> WRITTEN INSTRUCTION: Please extract every one of the lines below, copying each without any change.

> Extracted records:
BEGIN

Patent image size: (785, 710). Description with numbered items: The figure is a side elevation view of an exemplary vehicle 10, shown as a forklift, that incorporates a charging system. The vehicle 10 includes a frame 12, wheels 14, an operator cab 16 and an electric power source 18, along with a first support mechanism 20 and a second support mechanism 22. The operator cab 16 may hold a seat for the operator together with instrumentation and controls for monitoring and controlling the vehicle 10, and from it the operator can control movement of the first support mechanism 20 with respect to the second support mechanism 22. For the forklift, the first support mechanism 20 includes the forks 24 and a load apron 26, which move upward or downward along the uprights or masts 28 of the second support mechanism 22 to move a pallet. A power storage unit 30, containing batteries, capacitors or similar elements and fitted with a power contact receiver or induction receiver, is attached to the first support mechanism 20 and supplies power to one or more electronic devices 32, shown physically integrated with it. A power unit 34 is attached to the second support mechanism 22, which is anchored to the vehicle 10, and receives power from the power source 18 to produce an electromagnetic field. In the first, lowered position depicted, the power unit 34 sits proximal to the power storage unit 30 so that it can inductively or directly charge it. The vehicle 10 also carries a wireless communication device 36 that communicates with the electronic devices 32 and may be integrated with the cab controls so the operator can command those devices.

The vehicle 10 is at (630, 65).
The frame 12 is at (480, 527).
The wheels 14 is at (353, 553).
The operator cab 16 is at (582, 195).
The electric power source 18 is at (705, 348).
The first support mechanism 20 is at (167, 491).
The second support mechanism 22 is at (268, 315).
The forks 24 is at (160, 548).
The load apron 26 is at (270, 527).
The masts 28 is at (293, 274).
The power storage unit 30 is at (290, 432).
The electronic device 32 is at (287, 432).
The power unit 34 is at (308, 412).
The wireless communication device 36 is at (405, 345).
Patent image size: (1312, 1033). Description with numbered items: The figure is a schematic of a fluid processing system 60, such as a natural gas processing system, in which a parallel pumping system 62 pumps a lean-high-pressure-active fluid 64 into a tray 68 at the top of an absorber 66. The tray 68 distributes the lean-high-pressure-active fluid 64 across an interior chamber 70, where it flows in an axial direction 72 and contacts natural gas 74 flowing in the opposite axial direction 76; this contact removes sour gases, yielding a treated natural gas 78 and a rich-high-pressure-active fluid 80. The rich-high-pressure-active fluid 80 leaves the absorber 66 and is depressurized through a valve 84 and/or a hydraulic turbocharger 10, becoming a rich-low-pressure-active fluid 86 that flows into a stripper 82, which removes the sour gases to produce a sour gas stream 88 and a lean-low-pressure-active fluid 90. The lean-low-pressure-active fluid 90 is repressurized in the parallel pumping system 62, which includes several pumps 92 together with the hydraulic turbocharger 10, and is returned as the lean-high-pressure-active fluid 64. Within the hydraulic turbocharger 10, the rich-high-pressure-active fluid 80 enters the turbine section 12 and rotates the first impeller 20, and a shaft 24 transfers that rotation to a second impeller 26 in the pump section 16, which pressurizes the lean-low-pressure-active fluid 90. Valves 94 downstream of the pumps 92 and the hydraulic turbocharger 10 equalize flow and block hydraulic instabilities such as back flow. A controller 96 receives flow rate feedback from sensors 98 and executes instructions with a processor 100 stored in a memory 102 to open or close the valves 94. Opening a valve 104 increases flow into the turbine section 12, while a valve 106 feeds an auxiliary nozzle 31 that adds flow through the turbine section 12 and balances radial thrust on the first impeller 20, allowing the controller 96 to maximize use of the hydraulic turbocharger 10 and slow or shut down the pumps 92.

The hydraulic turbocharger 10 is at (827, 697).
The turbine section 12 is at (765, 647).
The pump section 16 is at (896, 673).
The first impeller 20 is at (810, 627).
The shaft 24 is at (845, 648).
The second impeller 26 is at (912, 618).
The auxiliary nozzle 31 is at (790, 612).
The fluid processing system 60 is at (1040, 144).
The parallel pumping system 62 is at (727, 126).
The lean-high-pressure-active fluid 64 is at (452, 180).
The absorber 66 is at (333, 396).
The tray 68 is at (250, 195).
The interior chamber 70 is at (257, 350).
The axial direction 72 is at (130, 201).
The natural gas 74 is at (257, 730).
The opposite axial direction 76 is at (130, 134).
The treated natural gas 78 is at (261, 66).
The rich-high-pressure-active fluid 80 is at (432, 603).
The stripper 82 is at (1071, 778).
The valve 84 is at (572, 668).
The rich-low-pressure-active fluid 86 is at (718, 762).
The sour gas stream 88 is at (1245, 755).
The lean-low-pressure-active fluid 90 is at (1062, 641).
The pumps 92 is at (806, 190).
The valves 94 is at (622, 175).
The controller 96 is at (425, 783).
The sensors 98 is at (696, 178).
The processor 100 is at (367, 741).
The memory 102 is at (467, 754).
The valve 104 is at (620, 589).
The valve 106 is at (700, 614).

END

> WRITTEN RESPONSE:
Patent image size: (785, 710). Description with numbered items: The figure is a side elevation view of an exemplary vehicle 10, shown as a forklift, that incorporates a charging system. The vehicle 10 includes a frame 12, wheels 14, an operator cab 16 and an electric power source 18, along with a first support mechanism 20 and a second support mechanism 22. The operator cab 16 may hold a seat for the operator together with instrumentation and controls for monitoring and controlling the vehicle 10, and from it the operator can control movement of the first support mechanism 20 with respect to the second support mechanism 22. For the forklift, the first support mechanism 20 includes the forks 24 and a load apron 26, which move upward or downward along the uprights or masts 28 of the second support mechanism 22 to move a pallet. A power storage unit 30, containing batteries, capacitors or similar elements and fitted with a power contact receiver or induction receiver, is attached to the first support mechanism 20 and supplies power to one or more electronic devices 32, shown physically integrated with it. A power unit 34 is attached to the second support mechanism 22, which is anchored to the vehicle 10, and receives power from the power source 18 to produce an electromagnetic field. In the first, lowered position depicted, the power unit 34 sits proximal to the power storage unit 30 so that it can inductively or directly charge it. The vehicle 10 also carries a wireless communication device 36 that communicates with the electronic devices 32 and may be integrated with the cab controls so the operator can command those devices.

The vehicle 10 is at (630, 65).
The frame 12 is at (480, 527).
The wheels 14 is at (353, 553).
The operator cab 16 is at (582, 195).
The electric power source 18 is at (705, 348).
The first support mechanism 20 is at (167, 491).
The second support mechanism 22 is at (268, 315).
The forks 24 is at (160, 548).
The load apron 26 is at (270, 527).
The masts 28 is at (293, 274).
The power storage unit 30 is at (290, 432).
The electronic device 32 is at (287, 432).
The power unit 34 is at (308, 412).
The wireless communication device 36 is at (405, 345).
Patent image size: (1312, 1033). Description with numbered items: The figure is a schematic of a fluid processing system 60, such as a natural gas processing system, in which a parallel pumping system 62 pumps a lean-high-pressure-active fluid 64 into a tray 68 at the top of an absorber 66. The tray 68 distributes the lean-high-pressure-active fluid 64 across an interior chamber 70, where it flows in an axial direction 72 and contacts natural gas 74 flowing in the opposite axial direction 76; this contact removes sour gases, yielding a treated natural gas 78 and a rich-high-pressure-active fluid 80. The rich-high-pressure-active fluid 80 leaves the absorber 66 and is depressurized through a valve 84 and/or a hydraulic turbocharger 10, becoming a rich-low-pressure-active fluid 86 that flows into a stripper 82, which removes the sour gases to produce a sour gas stream 88 and a lean-low-pressure-active fluid 90. The lean-low-pressure-active fluid 90 is repressurized in the parallel pumping system 62, which includes several pumps 92 together with the hydraulic turbocharger 10, and is returned as the lean-high-pressure-active fluid 64. Within the hydraulic turbocharger 10, the rich-high-pressure-active fluid 80 enters the turbine section 12 and rotates the first impeller 20, and a shaft 24 transfers that rotation to a second impeller 26 in the pump section 16, which pressurizes the lean-low-pressure-active fluid 90. Valves 94 downstream of the pumps 92 and the hydraulic turbocharger 10 equalize flow and block hydraulic instabilities such as back flow. A controller 96 receives flow rate feedback from sensors 98 and executes instructions with a processor 100 stored in a memory 102 to open or close the valves 94. Opening a valve 104 increases flow into the turbine section 12, while a valve 106 feeds an auxiliary nozzle 31 that adds flow through the turbine section 12 and balances radial thrust on the first impeller 20, allowing the controller 96 to maximize use of the hydraulic turbocharger 10 and slow or shut down the pumps 92.

The hydraulic turbocharger 10 is at (827, 697).
The turbine section 12 is at (765, 647).
The pump section 16 is at (896, 673).
The first impeller 20 is at (810, 627).
The shaft 24 is at (845, 648).
The second impeller 26 is at (912, 618).
The auxiliary nozzle 31 is at (790, 612).
The fluid processing system 60 is at (1040, 144).
The parallel pumping system 62 is at (727, 126).
The lean-high-pressure-active fluid 64 is at (452, 180).
The absorber 66 is at (333, 396).
The tray 68 is at (250, 195).
The interior chamber 70 is at (257, 350).
The axial direction 72 is at (130, 201).
The natural gas 74 is at (257, 730).
The opposite axial direction 76 is at (130, 134).
The treated natural gas 78 is at (261, 66).
The rich-high-pressure-active fluid 80 is at (432, 603).
The stripper 82 is at (1071, 778).
The valve 84 is at (572, 668).
The rich-low-pressure-active fluid 86 is at (718, 762).
The sour gas stream 88 is at (1245, 755).
The lean-low-pressure-active fluid 90 is at (1062, 641).
The pumps 92 is at (806, 190).
The valves 94 is at (622, 175).
The controller 96 is at (425, 783).
The sensors 98 is at (696, 178).
The processor 100 is at (367, 741).
The memory 102 is at (467, 754).
The valve 104 is at (620, 589).
The valve 106 is at (700, 614).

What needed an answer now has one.